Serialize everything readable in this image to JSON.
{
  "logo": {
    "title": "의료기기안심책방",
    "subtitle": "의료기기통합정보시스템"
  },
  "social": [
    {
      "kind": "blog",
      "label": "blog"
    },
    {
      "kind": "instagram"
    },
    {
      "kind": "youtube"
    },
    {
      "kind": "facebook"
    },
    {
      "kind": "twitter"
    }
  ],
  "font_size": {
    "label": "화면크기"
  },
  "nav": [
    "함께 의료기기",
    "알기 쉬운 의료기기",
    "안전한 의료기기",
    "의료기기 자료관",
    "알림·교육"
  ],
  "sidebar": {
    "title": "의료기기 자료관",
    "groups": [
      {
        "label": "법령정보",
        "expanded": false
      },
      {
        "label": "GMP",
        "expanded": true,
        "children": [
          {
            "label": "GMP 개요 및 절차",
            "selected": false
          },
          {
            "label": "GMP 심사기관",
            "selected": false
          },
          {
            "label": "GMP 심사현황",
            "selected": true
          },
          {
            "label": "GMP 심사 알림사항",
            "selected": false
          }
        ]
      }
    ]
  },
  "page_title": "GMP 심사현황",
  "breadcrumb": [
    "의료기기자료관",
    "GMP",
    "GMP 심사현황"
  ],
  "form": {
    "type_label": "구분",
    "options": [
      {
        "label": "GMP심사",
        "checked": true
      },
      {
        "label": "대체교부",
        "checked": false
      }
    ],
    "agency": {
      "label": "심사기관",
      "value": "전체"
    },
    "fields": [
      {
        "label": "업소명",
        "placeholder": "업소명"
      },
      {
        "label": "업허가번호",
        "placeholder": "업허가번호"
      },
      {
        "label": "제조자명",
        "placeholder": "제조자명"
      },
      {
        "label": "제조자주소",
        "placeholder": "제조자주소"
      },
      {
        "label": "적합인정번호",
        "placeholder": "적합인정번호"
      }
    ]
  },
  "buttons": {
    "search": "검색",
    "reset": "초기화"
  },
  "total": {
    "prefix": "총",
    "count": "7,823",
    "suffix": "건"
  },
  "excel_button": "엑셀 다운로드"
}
◇ ◇ ◇ ◇ ◇
*WORK TO COMPLETE*
Print all the data exactly.

*CORRECT RESPONSE*
Serialize everything readable in this image to JSON.
{
  "logo": {
    "title": "의료기기안심책방",
    "subtitle": "의료기기통합정보시스템"
  },
  "social": [
    {
      "kind": "blog",
      "label": "blog"
    },
    {
      "kind": "instagram"
    },
    {
      "kind": "youtube"
    },
    {
      "kind": "facebook"
    },
    {
      "kind": "twitter"
    }
  ],
  "font_size": {
    "label": "화면크기"
  },
  "nav": [
    "함께 의료기기",
    "알기 쉬운 의료기기",
    "안전한 의료기기",
    "의료기기 자료관",
    "알림·교육"
  ],
  "sidebar": {
    "title": "의료기기 자료관",
    "groups": [
      {
        "label": "법령정보",
        "expanded": false
      },
      {
        "label": "GMP",
        "expanded": true,
        "children": [
          {
            "label": "GMP 개요 및 절차",
            "selected": false
          },
          {
            "label": "GMP 심사기관",
            "selected": false
          },
          {
            "label": "GMP 심사현황",
            "selected": true
          },
          {
            "label": "GMP 심사 알림사항",
            "selected": false
          }
        ]
      }
    ]
  },
  "page_title": "GMP 심사현황",
  "breadcrumb": [
    "의료기기자료관",
    "GMP",
    "GMP 심사현황"
  ],
  "form": {
    "type_label": "구분",
    "options": [
      {
        "label": "GMP심사",
        "checked": true
      },
      {
        "label": "대체교부",
        "checked": false
      }
    ],
    "agency": {
      "label": "심사기관",
      "value": "전체"
    },
    "fields": [
      {
        "label": "업소명",
        "placeholder": "업소명"
      },
      {
        "label": "업허가번호",
        "placeholder": "업허가번호"
      },
      {
        "label": "제조자명",
        "placeholder": "제조자명"
      },
      {
        "label": "제조자주소",
        "placeholder": "제조자주소"
      },
      {
        "label": "적합인정번호",
        "placeholder": "적합인정번호"
      }
    ]
  },
  "buttons": {
    "search": "검색",
    "reset": "초기화"
  },
  "total": {
    "prefix": "총",
    "count": "7,823",
    "suffix": "건"
  },
  "excel_button": "엑셀 다운로드"
}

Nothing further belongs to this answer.